Direction 1: In the meditation talk on mettā below, list the categories of being the speaker offers as examples before the words "But then you could go."
Direction 2: Carry on the meditation talk on mettā below from where it stops.

Document section:
_ _ _ _ _

Another possibility is categories of being, okay? So you do something like all insects, all humans, all mammals, you know, all small furry mammals, all slithering things, all angelic beings, whatever. But then you could go all men, all women, all children. You can split it up in lots of different ways. You can be quite creative there. So that could be very interesting, if you want to explore that. You can also combine these two methods. So, you know, all small furry animals to the north-north-west ... [laughter] If you want. Have fun with it. So all that's possible.
My preference, and I'll give you a reason for this, my preference is actually to be much simpler and kind of just going from this body sense that we've been developing, this openness to the body and this sense of the energy of the body and the space of the body. It's actually just that begins radiating out, and this kind of sphere of light, of mettā, of energy or whatever it is, begins just radiating out like a ball. It's just a ball and it just goes 360 degrees and in all directions. So it has to touch everything that it encompasses, and eventually it gets infinite. You're just opening that out. And what you're really doing then is you're starting with this body sense that we've already been emphasizing, and that openness of the body, and then just allowing that to expand, and allowing the mettā to expand with the sense of the mettā, and the imagination of the mettā, even, to expand with that. So in a way, just spatially, it will then encompass all beings very naturally.
Yogi: So is that without saying anything?
Rob: You can still use the phrases, absolutely. But you could say, "May all beings be da-da-da," or May we ..." Yeah, thank you, Jane. That's important, because sometimes a person's saying, "May all beings," and just, what's crept in is, "All beings except me," without even realizing it. So "May we" might be interesting as well. Yeah, you could use the phrases if they're helpful, or if they're feeling like, at times the phrases are not so important or helpful, you just let them go, same as before.
So like everything, there are many ways to do it, and even with this sense of spaciousness that can extend, for some people, just like -- remember when we said with the body sense, and you can just feel into the body sense, and then kind of interpret that as mettā? Do you remember we talked about that? Yeah? Same with the space, actually. And for some people, it's actually allowing themselves to get a sense of really big space, and then just hanging out there, and then realizing that there's -- mettā naturally begins to fill that space, just by virtue of the spaciousness of consciousness opening up. Does that make sense?
So one obvious way is how we've been doing it. You do the mettā, you just open it up and extend the mettā. The other way is actually letting things become spacious, and just paying attention, very light, very delicate to the quality of that space. Some people, that works better actually -- spaciousness first, and then noticing, "Oh, look! In that space, it has the quality of mettā in it." It might be quite subtle. Might be.

_ _ _ _ _

Data excerpt:
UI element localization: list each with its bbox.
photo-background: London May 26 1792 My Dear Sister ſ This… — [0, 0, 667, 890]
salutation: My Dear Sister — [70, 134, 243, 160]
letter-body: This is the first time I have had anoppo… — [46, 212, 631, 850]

_ _ _ _ _

Task response 1:
- all insects
- all humans
- all mammals
- all small furry mammals
- all slithering things
- all angelic beings

Task response 2:
And with that, or with all this, opening to this spaciousness, it can be, it's possible -- I'm not saying it will happen; it's possible -- that a perception is allowed, let's say, a perception is allowed that, as I was saying just now, it's like the love imbues the space. There is this space. The universe is obviously full of space, at one level. And it's filled with love, it's filled with mettā. And it's a sense of one noticing that or perceiving that. It's shot through with love. Love or mettā is, you could say, woven into the fabric of the universe.
So it's possible that, at times, for some people in the mettā practice, that kind of perception begins to open up. We've actually touched on it in here before, I think in a Q & A. And a person begins to wonder: "Well, what is 'love' then? What is 'love,' this word? And 'it's this, it's that,' define it this way, define it that way." Actually, the deeper one goes into practice, the more one sees, it's going to always be beyond my concept of it. You can't put it in a box like that, this word, 'love,' and say "It's this. It's that." Do you remember those little cartoons, "Love is ..." with the two naked little children? [laughter] "It's this, it's that." It's all of that, maybe.
So all that's good. Maybe something like that opens up, and if it does, wonderful, beautiful. And fine if it doesn't. It's all good. All these senses of love that we have, all these perceptions, really, is what they are, perceptions of love, they're all important and they're all good. Julia asked a question one time -- sometimes the sense of love is very personal; it's this self to that self, and wishing you well. Really, really important, really beautiful. And sometimes, for some people when the practice deepens and opens in this way, there's a sense of love being almost something impersonal. As I say, it's just 'in the universe.' It's a kind of mystical perception. So the human and the mystical, the personal and the impersonal, all of it's there for us. And all of it's important. Not to kind of -- what's the word? -- close the door on one or the other, or prioritize one or the other even.
What ends up being more significant here is the change in perception. Again, we've touched on this, I think in Q & As and things -- change in perception. So it's like, things open up, practice goes 'deeper,' if we use that word, and there are changes in perception. And it's the fact that perception changes that's really significant, and how it changes. This has everything to do with emptiness. And we see, and I think -- I can't remember if I said this at one point -- I see: I have this sense of a problem, a difficulty. I'm having a difficulty with a person, or with something in myself, or with a situation. It could be here. It could be elsewhere. And it really seems like it's a problem. And then, because I'm doing the mettā practice, and I just see, I go in and out. If I'm really dedicated to the mettā practice, putting the time in, it goes in and out of different mind states. Sometimes it's soft and open and relaxed and there's that warmth there. Sometimes I'm tight and contracted and reactive. And everything in between. And I just see: the mind state swings back and forth, back and forth. It swings.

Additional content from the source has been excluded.